Кроме этого также учитывались факторы безопасности от природных катаклизмов различного рода: сходов лавин, землетрясений, паводков, оползней и других. Поэтому старались не строить на участках, представляющих такую опасность. Селения основывали близ источников с питьевой водой, в которых в силу многочисленности небольших речушек и родников недостатка не было. Большое количество селений расположено в непосредственной близости от главных рек Горной Ингушетии — Ассы и Армхи. Эстетика и порядок башенных сооружений соблюдалась строго[~ 3].
Строительство ингушской башни обставлялось торжественно, оно сопровождалось различными ритуалами. Первые ряды камней обагрялись кровью жертвенного животного. В обязанности заказчика входило хорошо кормить мастера, а тот должен был в полной мере показать свои строительные способности. Во время работы каменщики не пользовались наружными строительными лесами, все делалось изнутри со специальных настилов, которые могли упираться в ниши, гнезда для будущих перекрытий и угловые плиты, что ребрами выступают по углам построек. Наиболее тщательно
воздвигались боевые башни. Тут, когда дело доходило до создания пирамидальной кровли, мастер работал снаружи, поддерживаемый веревками. Закончив кладку, он требовал «спускную» плату и затем у входа в башню оставлял отпечаток своей ладони на сыром ещё растворе или обводил ее контуры зубилом по камню[22]. Существуют народные ингушские песни (илли) о строительстве башен, которые воспевают их красоту, умение и талант мастеров. Одна из них так и называется «Илли о том, как построили башню»[23][24].
Строительство ингушской башни нужно было обязательно закончить за один год (365 дней). Если оно затягивалось, род, заказавший башню, считали слабым. Если построенная башня через какое-то время рушилась, винили тоже, в первую очередь, семью: значит, по слабости и бедности строителям не заплатили сполна (в Ингушетии, не знавшей сословных различий, благосостояние рода играло важнейшую роль). Однако со строителями, допустившими грубые ошибки, предпочитали больше не работать. Всех зодчих знали поименно, строительство башен было чрезвычайно почетным занятием. За установку замкового камня, венчающего крышу боевой башни, мастера щедро вознаграждали[14].
В средневековой Ингушетии одной из самых развитых областей являлось строительное дело. Если добыть камень, доставить его на место строительства и даже сделать первичную грубую обработку мог практически каждый горец, то придать камню нужный вид, размер, а тем более, с «ювелирной» точностью обтесать грани и углы, мог, наверное, только мастер-камнетес. Этому нужно было учиться, для этого нужны были соответствующие инструменты, знания и сноровка, которые приобретаются только с опытом работы. В научной литературе имеются некоторые сведения о существовании в строительном деле и отдельных «специальностей» — добытчиков камня, камнерезов и наемных перевозчиков[25].
Ещё более сложным и требующим особой профессиональной подготовки было ремесло строителя. Предполагая, что возведение не очень сложных жилых и хозяйственных построек могло производиться и без участия профессионального мастера силами самих жителей, то возведение боевых башен, «требующее высокого мастерства, многолетнего опыта, знаний и технических навыков, безусловно, находилось в руках отдельных мастеров… и было уделом довольно ограниченного круга специалистов-строителей»[26].

> **ПРЕДОСТАВЛЕННЫЕ МАТЕРИАЛЫ**:
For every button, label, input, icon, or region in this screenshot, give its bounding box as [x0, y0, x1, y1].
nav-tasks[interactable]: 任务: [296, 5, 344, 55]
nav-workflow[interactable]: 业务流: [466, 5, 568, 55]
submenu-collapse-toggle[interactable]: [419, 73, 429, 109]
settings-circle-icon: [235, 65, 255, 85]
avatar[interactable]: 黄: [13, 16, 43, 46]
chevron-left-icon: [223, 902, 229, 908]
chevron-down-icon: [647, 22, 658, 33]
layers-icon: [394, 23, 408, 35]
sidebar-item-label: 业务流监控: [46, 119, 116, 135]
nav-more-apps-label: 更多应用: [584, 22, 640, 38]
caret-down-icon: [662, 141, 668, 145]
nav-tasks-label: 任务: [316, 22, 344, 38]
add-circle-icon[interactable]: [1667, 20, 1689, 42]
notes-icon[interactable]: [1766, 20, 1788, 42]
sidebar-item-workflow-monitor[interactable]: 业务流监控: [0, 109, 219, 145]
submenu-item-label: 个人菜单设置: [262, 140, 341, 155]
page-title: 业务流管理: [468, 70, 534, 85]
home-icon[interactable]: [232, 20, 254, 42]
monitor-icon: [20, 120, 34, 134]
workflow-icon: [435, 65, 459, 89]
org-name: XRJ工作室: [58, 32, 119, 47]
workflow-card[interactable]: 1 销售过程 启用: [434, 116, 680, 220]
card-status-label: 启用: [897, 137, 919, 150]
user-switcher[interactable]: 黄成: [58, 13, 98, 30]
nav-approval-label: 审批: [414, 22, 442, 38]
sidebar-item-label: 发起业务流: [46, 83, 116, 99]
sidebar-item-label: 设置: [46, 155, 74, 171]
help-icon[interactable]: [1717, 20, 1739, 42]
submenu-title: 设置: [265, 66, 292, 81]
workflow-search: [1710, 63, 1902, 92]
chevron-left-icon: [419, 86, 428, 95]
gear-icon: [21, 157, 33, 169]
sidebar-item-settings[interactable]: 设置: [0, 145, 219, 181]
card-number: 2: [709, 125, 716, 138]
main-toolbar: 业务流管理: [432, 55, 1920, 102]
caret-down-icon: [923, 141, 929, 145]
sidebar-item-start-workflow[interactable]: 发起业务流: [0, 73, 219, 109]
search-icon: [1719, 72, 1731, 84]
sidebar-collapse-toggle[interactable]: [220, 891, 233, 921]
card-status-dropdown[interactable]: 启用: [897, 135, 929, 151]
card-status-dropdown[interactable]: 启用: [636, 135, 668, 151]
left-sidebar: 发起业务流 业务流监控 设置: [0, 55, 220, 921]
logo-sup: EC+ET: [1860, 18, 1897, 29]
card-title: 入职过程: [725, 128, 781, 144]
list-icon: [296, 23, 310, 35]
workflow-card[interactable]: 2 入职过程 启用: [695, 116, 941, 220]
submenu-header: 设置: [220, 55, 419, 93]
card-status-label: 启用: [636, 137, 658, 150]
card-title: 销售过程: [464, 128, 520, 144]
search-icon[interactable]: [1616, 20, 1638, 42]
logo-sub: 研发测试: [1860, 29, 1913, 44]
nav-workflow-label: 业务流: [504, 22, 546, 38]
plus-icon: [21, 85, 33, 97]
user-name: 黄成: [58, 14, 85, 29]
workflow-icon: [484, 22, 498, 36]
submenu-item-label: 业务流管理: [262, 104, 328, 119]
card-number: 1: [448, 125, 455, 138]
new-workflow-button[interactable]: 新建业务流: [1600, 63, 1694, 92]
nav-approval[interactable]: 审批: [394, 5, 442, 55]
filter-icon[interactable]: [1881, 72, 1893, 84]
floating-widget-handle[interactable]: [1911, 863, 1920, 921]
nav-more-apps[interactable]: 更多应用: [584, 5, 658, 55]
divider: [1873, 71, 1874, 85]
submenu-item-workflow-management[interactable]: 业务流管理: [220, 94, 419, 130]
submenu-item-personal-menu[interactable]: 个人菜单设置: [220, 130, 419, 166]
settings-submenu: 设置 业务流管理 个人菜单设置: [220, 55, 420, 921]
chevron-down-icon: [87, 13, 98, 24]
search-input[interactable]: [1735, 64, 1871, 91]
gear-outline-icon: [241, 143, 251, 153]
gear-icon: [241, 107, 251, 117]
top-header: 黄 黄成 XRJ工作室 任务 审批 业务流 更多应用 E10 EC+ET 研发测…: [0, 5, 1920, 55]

> **ЗАДАНИЯ**:
#1 Почему, согласно тексту об ингушских башнях, при обрушении построенной башни в первую очередь винили семью заказчика? Ответьте в одном–трех предложениях.
#2 Проверьте по тексту об ингушских башнях, верны ли утверждения: (a) каменщики возводили башню с наружных строительных лесов; (b) строительство башни требовалось завершить за один год; (c) мастер получал щедрое вознаграждение за установку замкового камня. Для каждого ответьте «да» или «нет» и приведите решающие слова текста в точной цитате.
#3 Продолжите текст о строительстве ингушских башен после его последнего предложения.

> **ОТВЕТЫ К ЗАДАНИЯМ**:
#1 Считалось, что семья по слабости и бедности не заплатила строителям сполна. В Ингушетии, не знавшей сословных различий, благосостояние рода играло важнейшую роль.

#2
(a) Нет: «Во время работы каменщики не пользовались наружными строительными лесами».
(b) Да: «Строительство ингушской башни нужно было обязательно закончить за один год (365 дней)».
(c) Да: «За установку замкового камня, венчающего крышу боевой башни, мастера щедро вознаграждали».

#3
К таким же специалистам безусловно нужно отнести и строителей, «искусников камня» (ингуш.тӏоговзанча), специализировавшихся на возведении добротных многоэтажных жилых построек, разнотипных склепов, храмов и святилищ. При этом строительство культовых построек, связанных с сакральными понятиями для горцев, могло быть доверено лишь избранным мастерам-ингушам. Для мастера же такое доверие являлось большой честью, признанием обществом его профессиональных заслуг и высоких морально-этических качеств. Признанными и знаменитыми мастерами-строителями Средневековья были:
Тет-Батык Эльдиев из с. Таргим и многие другие[27]. Строительное ремесло иногда было делом чуть ли не целых фамильных братств, своего рода «профессионального клана». К таким признанным мастеровым — в особенности по строительству боевых башен («воув») относился род Баркинхоевых из селений Верхний, Средний и Нижний Оздиг[28][29]. Мастера-ингуши были известны и за пределами Ингушетии — в Чечне, Осетии и Грузии. Они приглашались для строительства там сложных башенных сооружений и укреплений[11][12][14].
Учёными отмечалась ведущая роль ингушской школы зодчества в ХIV-XVIII вв. в районе, охватывающем территории нынешних Чечни, Ингушетии, Северной Осетии и северных районов Грузии[30].
Жилая башня (ингуш.гӏа́ла, мн. ч. гӏа́лаш) представляла собой квадратную или прямоугольную в плане каменную постройку, сложенную обычно в два-три этажа, с плоской земляной крышей, хорошо обмазанной глиной. Высота трехэтажной башни достигала в среднем 10-12 метров, а размеры основания варьировались от 5×6 до 10×12 м[31]. Стены башни сужены к верху, что составляет отличительную деталь архитектуры ингушей периода Средневековья. Например, боевые башни имели значительный угол сужения стен, достигавший в среднем 10-11 градусов. В боевой башне с. Верхний Лейми угол сужения стен достигает рекордных 14 градусов, что придает особую стройность ее внешнему виду[16].
Кладка стен в жилых башнях, состоявшая из грубо обработанных каменных блоков, была более примитивной по сравнению с кладкой боевых башен, что вполне объяснимо. Задача построения жилой постройки отличалась от боевой, так как требовала скорейшего завершения строительства для заселения семьи, поэтому внешнему виду не уделялось такое пристальное внимание. Возводились башни в Горной Ингушетии повсеместно на известковом растворе, а сверху покрывались толстым слоем штукатурки желтого, либо желто-белого цвета, изнутри швы кладки замазывались раствором. Это было характерной деталью всех архитектурных памятников Горной Ингушетии: боевых и жилых башен, склепов и святилищ. По преданию, в состав известкового раствора добавляли молоко или сыворотку и куриные яйца[32].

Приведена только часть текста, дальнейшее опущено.